------ INPUT RECORDS
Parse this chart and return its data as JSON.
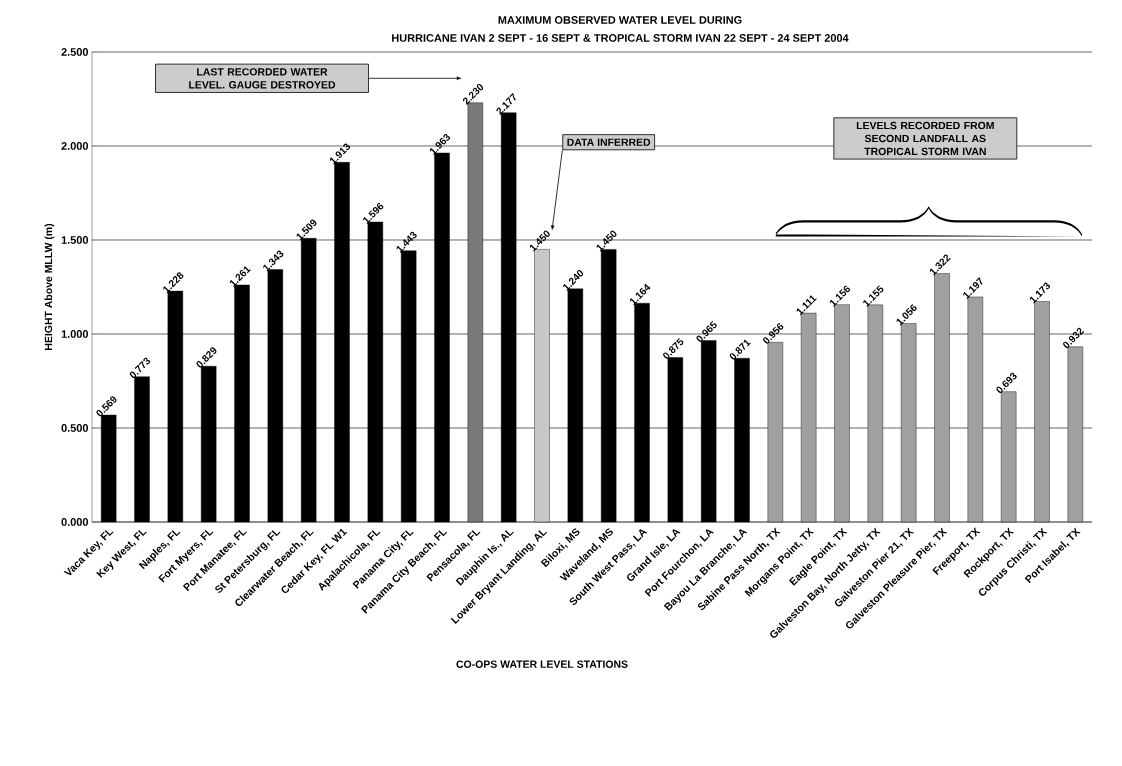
{
  "chart_data": {
    "type": "bar",
    "title": "MAXIMUM OBSERVED WATER LEVEL DURING",
    "subtitle": "HURRICANE IVAN 2 SEPT - 16 SEPT & TROPICAL STORM IVAN 22 SEPT - 24 SEPT 2004",
    "xlabel": "CO-OPS WATER LEVEL STATIONS",
    "ylabel": "HEIGHT Above MLLW  (m)",
    "categories": [
      "Vaca Key, FL",
      "Key West, FL",
      "Naples, FL",
      "Fort Myers, FL",
      "Port Manatee, FL",
      "St Petersburg, FL",
      "Clearwater Beach, FL",
      "Cedar Key, FL W1",
      "Apalachicola, FL",
      "Panama City, FL",
      "Panama City Beach, FL",
      "Pensacola, FL",
      "Dauphin Is., AL",
      "Lower Bryant Landing, AL",
      "Biloxi, MS",
      "Waveland, MS",
      "South West Pass, LA",
      "Grand Isle, LA",
      "Port Fourchon, LA",
      "Bayou La Branche, LA",
      "Sabine Pass North, TX",
      "Morgans Point, TX",
      "Eagle Point, TX",
      "Galveston Bay, North Jetty, TX",
      "Galveston Pier 21, TX",
      "Galveston Pleasure Pier, TX",
      "Freeport, TX",
      "Rockport, TX",
      "Corpus Christi, TX",
      "Port Isabel, TX"
    ],
    "values": [
      0.569,
      0.773,
      1.228,
      0.829,
      1.261,
      1.343,
      1.509,
      1.913,
      1.596,
      1.443,
      1.963,
      2.23,
      2.177,
      1.45,
      1.24,
      1.45,
      1.164,
      0.875,
      0.965,
      0.871,
      0.956,
      1.111,
      1.156,
      1.155,
      1.056,
      1.322,
      1.197,
      0.693,
      1.173,
      0.932
    ],
    "value_labels": [
      "0.569",
      "0.773",
      "1.228",
      "0.829",
      "1.261",
      "1.343",
      "1.509",
      "1.913",
      "1.596",
      "1.443",
      "1.963",
      "2.230",
      "2.177",
      "1.450",
      "1.240",
      "1.450",
      "1.164",
      "0.875",
      "0.965",
      "0.871",
      "0.956",
      "1.111",
      "1.156",
      "1.155",
      "1.056",
      "1.322",
      "1.197",
      "0.693",
      "1.173",
      "0.932"
    ],
    "colors": [
      "#000000",
      "#000000",
      "#000000",
      "#000000",
      "#000000",
      "#000000",
      "#000000",
      "#000000",
      "#000000",
      "#000000",
      "#000000",
      "#7a7a7a",
      "#000000",
      "#c8c8c8",
      "#000000",
      "#000000",
      "#000000",
      "#000000",
      "#000000",
      "#000000",
      "#a0a0a0",
      "#a0a0a0",
      "#a0a0a0",
      "#a0a0a0",
      "#a0a0a0",
      "#a0a0a0",
      "#a0a0a0",
      "#a0a0a0",
      "#a0a0a0",
      "#a0a0a0"
    ],
    "ylim": [
      0,
      2.5
    ],
    "yticks": [
      {
        "value": 0,
        "label": "0.000"
      },
      {
        "value": 0.5,
        "label": "0.500"
      },
      {
        "value": 1,
        "label": "1.000"
      },
      {
        "value": 1.5,
        "label": "1.500"
      },
      {
        "value": 2,
        "label": "2.000"
      },
      {
        "value": 2.5,
        "label": "2.500"
      }
    ],
    "grid": "y",
    "annotations": [
      "LAST RECORDED WATER LEVEL. GAUGE DESTROYED",
      "DATA INFERRED",
      "LEVELS RECORDED FROM SECOND LANDFALL AS TROPICAL STORM IVAN"
    ]
  }
}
------------
WHAT YOU NEED TO DO: Only the number is wanted: how many lines in the data include the word "Beach"?

RESULT OF THIS EXERCISE: 2